Quote all lines below exactly. Images stay out.

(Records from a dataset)
· · · · ·

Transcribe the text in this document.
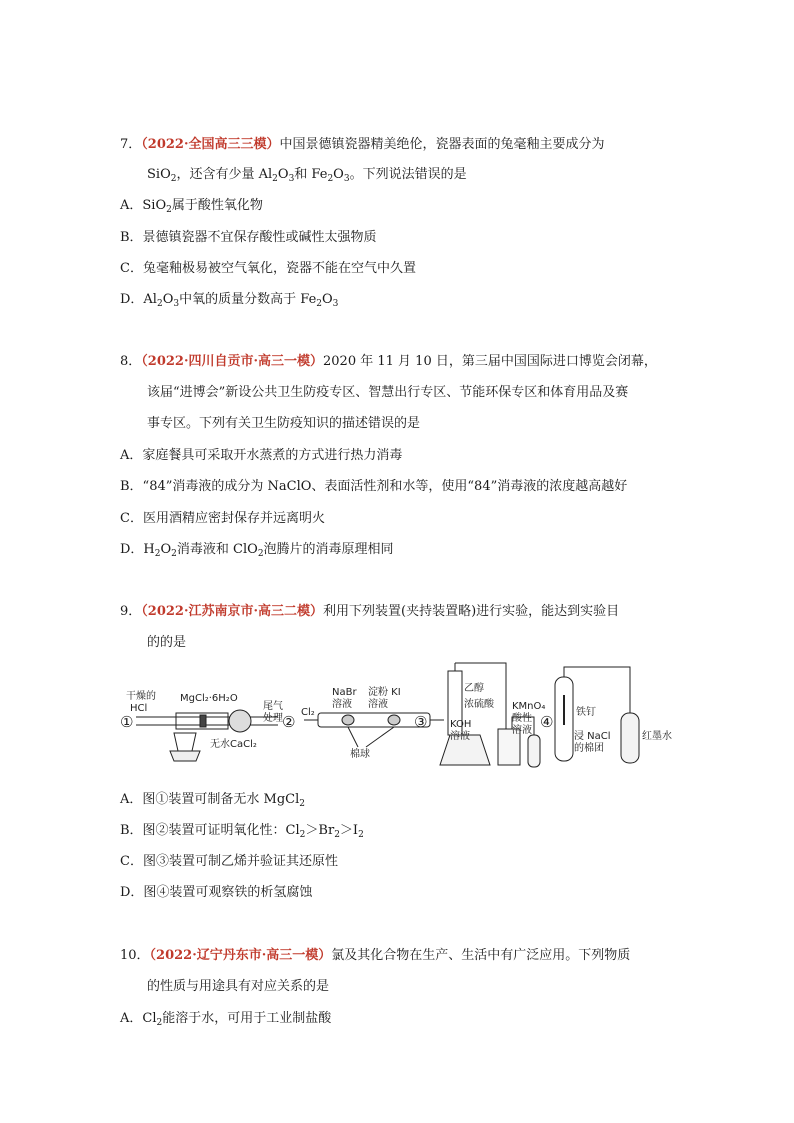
7．（2022·全国高三三模）中国景德镇瓷器精美绝伦，瓷器表面的兔毫釉主要成分为
SiO$_2$，还含有少量 $Al_2O_3$和 $Fe_2O_3$。下列说法错误的是
A．SiO$_2$属于酸性氧化物
B．景德镇瓷器不宜保存酸性或碱性太强物质
C．兔毫釉极易被空气氧化，瓷器不能在空气中久置
D．$Al_2O_3$中氧的质量分数高于 $Fe_2O_3$
8．（2022·四川自贡市·高三一模）2020 年 11 月 10 日，第三届中国国际进口博览会闭幕，
该届“进博会”新设公共卫生防疫专区、智慧出行专区、节能环保专区和体育用品及赛
事专区。下列有关卫生防疫知识的描述错误的是
A．家庭餐具可采取开水蒸煮的方式进行热力消毒
B．“84”消毒液的成分为 NaClO、表面活性剂和水等，使用“84”消毒液的浓度越高越好
C．医用酒精应密封保存并远离明火
D．$H_2O_2$消毒液和 ClO$_2$泡腾片的消毒原理相同
9．（2022·江苏南京市·高三二模）利用下列装置(夹持装置略)进行实验，能达到实验目
的的是
①
干燥的
HCl
MgCl₂·6H₂O
无水CaCl₂
尾气
处理 ②
Cl₂
NaBr
溶液
淀粉 KI
溶液
棉球
③
乙醇
浓硫酸
KOH
溶液
KMnO₄
酸性
溶液 ④
铁钉
浸 NaCl
的棉团
红墨水
A．图①装置可制备无水 MgCl$_2$
B．图②装置可证明氧化性：$Cl_2>Br_2>I_2$
C．图③装置可制乙烯并验证其还原性
D．图④装置可观察铁的析氢腐蚀
10．（2022·辽宁丹东市·高三一模）氯及其化合物在生产、生活中有广泛应用。下列物质
的性质与用途具有对应关系的是
A．$Cl_2$能溶于水，可用于工业制盐酸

· · · · ·

# Result for this task:
Transcribe the text in this document.
7．（2022·全国高三三模）中国景德镇瓷器精美绝伦，瓷器表面的兔毫釉主要成分为
SiO$_2$，还含有少量 $Al_2O_3$和 $Fe_2O_3$。下列说法错误的是
A．SiO$_2$属于酸性氧化物
B．景德镇瓷器不宜保存酸性或碱性太强物质
C．兔毫釉极易被空气氧化，瓷器不能在空气中久置
D．$Al_2O_3$中氧的质量分数高于 $Fe_2O_3$
8．（2022·四川自贡市·高三一模）2020 年 11 月 10 日，第三届中国国际进口博览会闭幕，
该届“进博会”新设公共卫生防疫专区、智慧出行专区、节能环保专区和体育用品及赛
事专区。下列有关卫生防疫知识的描述错误的是
A．家庭餐具可采取开水蒸煮的方式进行热力消毒
B．“84”消毒液的成分为 NaClO、表面活性剂和水等，使用“84”消毒液的浓度越高越好
C．医用酒精应密封保存并远离明火
D．$H_2O_2$消毒液和 ClO$_2$泡腾片的消毒原理相同
9．（2022·江苏南京市·高三二模）利用下列装置(夹持装置略)进行实验，能达到实验目
的的是
①
干燥的
HCl
MgCl₂·6H₂O
无水CaCl₂
尾气
处理 ②
Cl₂
NaBr
溶液
淀粉 KI
溶液
棉球
③
乙醇
浓硫酸
KOH
溶液
KMnO₄
酸性
溶液 ④
铁钉
浸 NaCl
的棉团
红墨水
A．图①装置可制备无水 MgCl$_2$
B．图②装置可证明氧化性：$Cl_2>Br_2>I_2$
C．图③装置可制乙烯并验证其还原性
D．图④装置可观察铁的析氢腐蚀
10．（2022·辽宁丹东市·高三一模）氯及其化合物在生产、生活中有广泛应用。下列物质
的性质与用途具有对应关系的是
A．$Cl_2$能溶于水，可用于工业制盐酸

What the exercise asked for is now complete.